Data listing
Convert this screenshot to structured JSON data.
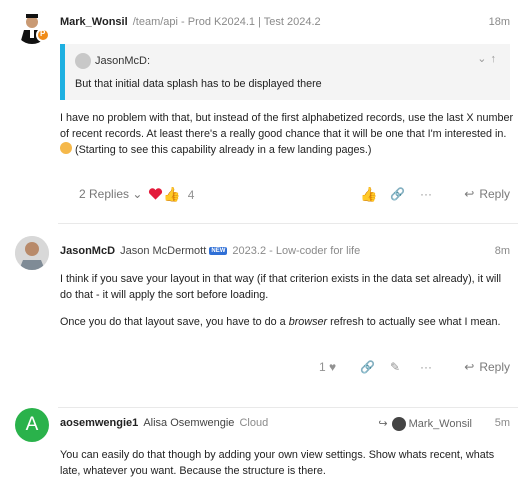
{
  "posts": [
    {
      "username": "Mark_Wonsil",
      "title": "/team/api - Prod K2024.1 | Test 2024.2",
      "age": "18m",
      "quote": {
        "author": "JasonMcD:",
        "text": "But that initial data splash has to be displayed there"
      },
      "text": "I have no problem with that, but instead of the first alphabetized records, use the last X number of recent records. At least there's a really good chance that it will be one that I'm interested in.",
      "text2": "(Starting to see this capability already in a few landing pages.)",
      "replies_label": "2 Replies",
      "reaction_count": "4",
      "reply_label": "Reply"
    },
    {
      "username": "JasonMcD",
      "full_name": "Jason McDermott",
      "badge": "NEW",
      "title": "2023.2 - Low-coder for life",
      "age": "8m",
      "para1": "I think if you save your layout in that way (if that criterion exists in the data set already), it will do that - it will apply the sort before loading.",
      "para2_a": "Once you do that layout save, you have to do a ",
      "para2_em": "browser",
      "para2_b": " refresh to actually see what I mean.",
      "like_count": "1",
      "reply_label": "Reply"
    },
    {
      "avatar_letter": "A",
      "username": "aosemwengie1",
      "full_name": "Alisa Osemwengie",
      "title": "Cloud",
      "reply_to": "Mark_Wonsil",
      "age": "5m",
      "text": "You can easily do that though by adding your own view settings. Show whats recent, whats late, whatever you want. Because the structure is there."
    }
  ],
  "colors": {
    "quote_border": "#1eb0e1",
    "heart": "#e31b3b",
    "avatar_a": "#2ab24b"
  }
}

EXERCISE TASK>
Using the material above, report each line where "save" occurs.

WRITTEN RESPONSE>
      "para1": "I think if you save your layout in that way (if that criterion exists in the data set already), it will do that - it will apply the sort before loading.",
      "para2_a": "Once you do that layout save, you have to do a ",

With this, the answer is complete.